REQUIRED WORK - Copy the records word for word, starting at the very first line and ending at the line that contains "985, 490, 1040]", with both of those lines included.
## Start RECORDED DATA
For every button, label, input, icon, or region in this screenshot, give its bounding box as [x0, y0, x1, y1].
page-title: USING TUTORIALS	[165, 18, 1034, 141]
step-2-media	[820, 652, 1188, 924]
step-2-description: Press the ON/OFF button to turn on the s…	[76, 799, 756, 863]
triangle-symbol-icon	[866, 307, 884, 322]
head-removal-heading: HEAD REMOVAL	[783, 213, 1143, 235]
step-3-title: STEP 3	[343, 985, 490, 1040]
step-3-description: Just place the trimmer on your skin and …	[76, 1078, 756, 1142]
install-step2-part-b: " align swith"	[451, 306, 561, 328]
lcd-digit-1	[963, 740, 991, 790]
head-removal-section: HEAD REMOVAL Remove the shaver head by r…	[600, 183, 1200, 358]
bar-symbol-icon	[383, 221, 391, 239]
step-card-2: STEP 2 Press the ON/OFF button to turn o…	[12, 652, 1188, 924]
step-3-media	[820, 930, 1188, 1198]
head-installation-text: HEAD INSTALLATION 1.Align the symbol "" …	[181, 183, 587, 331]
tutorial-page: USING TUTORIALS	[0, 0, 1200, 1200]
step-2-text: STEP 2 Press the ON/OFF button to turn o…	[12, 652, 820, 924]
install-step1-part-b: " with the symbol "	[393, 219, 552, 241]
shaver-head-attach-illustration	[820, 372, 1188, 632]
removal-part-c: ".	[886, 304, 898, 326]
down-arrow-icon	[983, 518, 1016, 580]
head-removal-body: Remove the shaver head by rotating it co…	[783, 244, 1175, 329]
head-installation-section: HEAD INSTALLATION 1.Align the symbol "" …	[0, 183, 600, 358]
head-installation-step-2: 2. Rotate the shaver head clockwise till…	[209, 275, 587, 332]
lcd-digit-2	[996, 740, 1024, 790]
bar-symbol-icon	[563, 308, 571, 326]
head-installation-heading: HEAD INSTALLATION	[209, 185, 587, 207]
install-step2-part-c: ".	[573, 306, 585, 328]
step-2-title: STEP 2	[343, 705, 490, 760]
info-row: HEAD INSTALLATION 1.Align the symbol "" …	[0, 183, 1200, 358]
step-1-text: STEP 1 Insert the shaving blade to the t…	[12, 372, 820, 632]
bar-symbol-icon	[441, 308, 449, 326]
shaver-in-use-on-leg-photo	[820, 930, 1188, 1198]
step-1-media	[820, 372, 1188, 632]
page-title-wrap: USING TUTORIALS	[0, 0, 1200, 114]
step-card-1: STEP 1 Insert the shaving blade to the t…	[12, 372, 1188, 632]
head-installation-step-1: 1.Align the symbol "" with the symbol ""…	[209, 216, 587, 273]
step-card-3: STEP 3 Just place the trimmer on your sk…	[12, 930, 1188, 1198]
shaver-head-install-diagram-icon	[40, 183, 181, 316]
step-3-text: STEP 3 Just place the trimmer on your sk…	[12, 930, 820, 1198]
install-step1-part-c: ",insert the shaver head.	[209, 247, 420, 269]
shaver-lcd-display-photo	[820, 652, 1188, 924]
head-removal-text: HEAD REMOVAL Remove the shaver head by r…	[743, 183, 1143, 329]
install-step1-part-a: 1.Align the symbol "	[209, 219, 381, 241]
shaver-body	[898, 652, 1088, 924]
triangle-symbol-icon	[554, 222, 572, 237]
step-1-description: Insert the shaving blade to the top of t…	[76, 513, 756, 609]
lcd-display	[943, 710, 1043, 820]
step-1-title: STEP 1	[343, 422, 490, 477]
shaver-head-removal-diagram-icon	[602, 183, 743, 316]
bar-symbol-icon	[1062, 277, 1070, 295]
## End RECORDED DATA
PROBLEM SOLUTION -
For every button, label, input, icon, or region in this screenshot, give its bounding box as [x0, y0, x1, y1].
page-title: USING TUTORIALS	[165, 18, 1034, 141]
step-2-media	[820, 652, 1188, 924]
step-2-description: Press the ON/OFF button to turn on the s…	[76, 799, 756, 863]
triangle-symbol-icon	[866, 307, 884, 322]
head-removal-heading: HEAD REMOVAL	[783, 213, 1143, 235]
step-3-title: STEP 3	[343, 985, 490, 1040]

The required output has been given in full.